# Instructions for the task:
Find every line with "label" in it, then report how many there are and nothing more.

# Dataset extract:
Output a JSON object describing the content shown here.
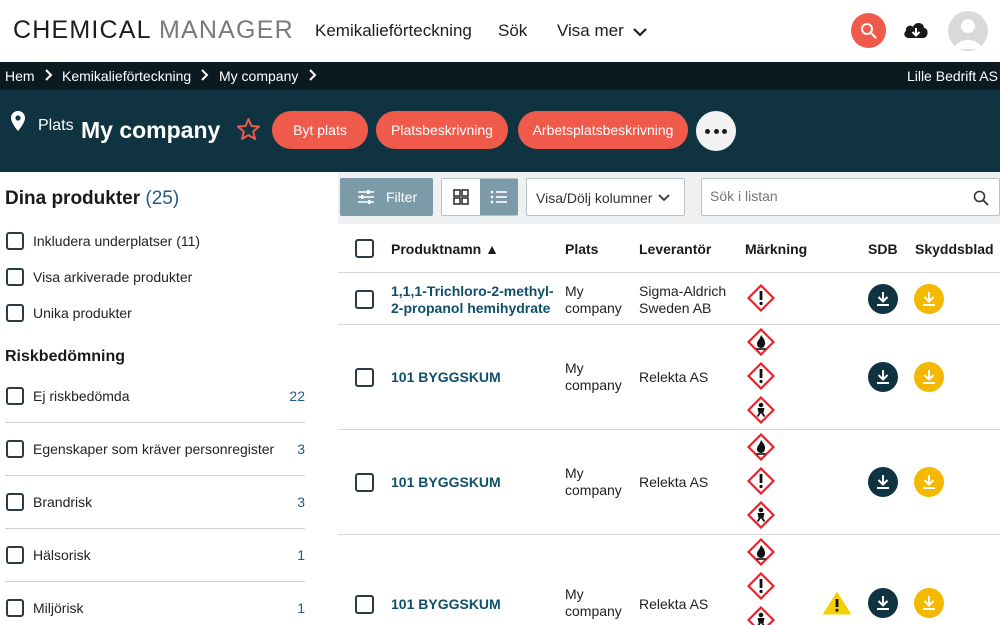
{
  "app": {
    "logo_part1": "CHEMICAL",
    "logo_part2": "MANAGER",
    "nav": [
      "Kemikalieförteckning",
      "Sök",
      "Visa mer"
    ],
    "accent": "#f05a4a",
    "dark": "#0f3340"
  },
  "breadcrumb": {
    "items": [
      "Hem",
      "Kemikalieförteckning",
      "My company"
    ],
    "company": "Lille Bedrift AS"
  },
  "location": {
    "label": "Plats",
    "title": "My company",
    "buttons": [
      "Byt plats",
      "Platsbeskrivning",
      "Arbetsplatsbeskrivning"
    ]
  },
  "sidebar": {
    "title": "Dina produkter",
    "count": "(25)",
    "options": [
      "Inkludera underplatser (11)",
      "Visa arkiverade produkter",
      "Unika produkter"
    ],
    "risk_title": "Riskbedömning",
    "risk_items": [
      {
        "label": "Ej riskbedömda",
        "count": "22"
      },
      {
        "label": "Egenskaper som kräver personregister",
        "count": "3"
      },
      {
        "label": "Brandrisk",
        "count": "3"
      },
      {
        "label": "Hälsorisk",
        "count": "1"
      },
      {
        "label": "Miljörisk",
        "count": "1"
      }
    ]
  },
  "toolbar": {
    "filter": "Filter",
    "columns": "Visa/Dölj kolumner",
    "search_placeholder": "Sök i listan"
  },
  "table": {
    "headers": [
      "Produktnamn ▲",
      "Plats",
      "Leverantör",
      "Märkning",
      "SDB",
      "Skyddsblad"
    ],
    "rows": [
      {
        "name_line1": "1,1,1-Trichloro-2-methyl-",
        "name_line2": "2-propanol hemihydrate",
        "place_line1": "My",
        "place_line2": "company",
        "supplier_line1": "Sigma-Aldrich",
        "supplier_line2": "Sweden AB",
        "pictograms": [
          "exclamation-icon"
        ],
        "warning": false
      },
      {
        "name_line1": "101 BYGGSKUM",
        "name_line2": "",
        "place_line1": "My",
        "place_line2": "company",
        "supplier_line1": "Relekta AS",
        "supplier_line2": "",
        "pictograms": [
          "flame-icon",
          "exclamation-icon",
          "health-hazard-icon"
        ],
        "warning": false
      },
      {
        "name_line1": "101 BYGGSKUM",
        "name_line2": "",
        "place_line1": "My",
        "place_line2": "company",
        "supplier_line1": "Relekta AS",
        "supplier_line2": "",
        "pictograms": [
          "flame-icon",
          "exclamation-icon",
          "health-hazard-icon"
        ],
        "warning": false
      },
      {
        "name_line1": "101 BYGGSKUM",
        "name_line2": "",
        "place_line1": "My",
        "place_line2": "company",
        "supplier_line1": "Relekta AS",
        "supplier_line2": "",
        "pictograms": [
          "flame-icon",
          "exclamation-icon",
          "health-hazard-icon"
        ],
        "warning": true
      }
    ]
  }
}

# Result of the task:
6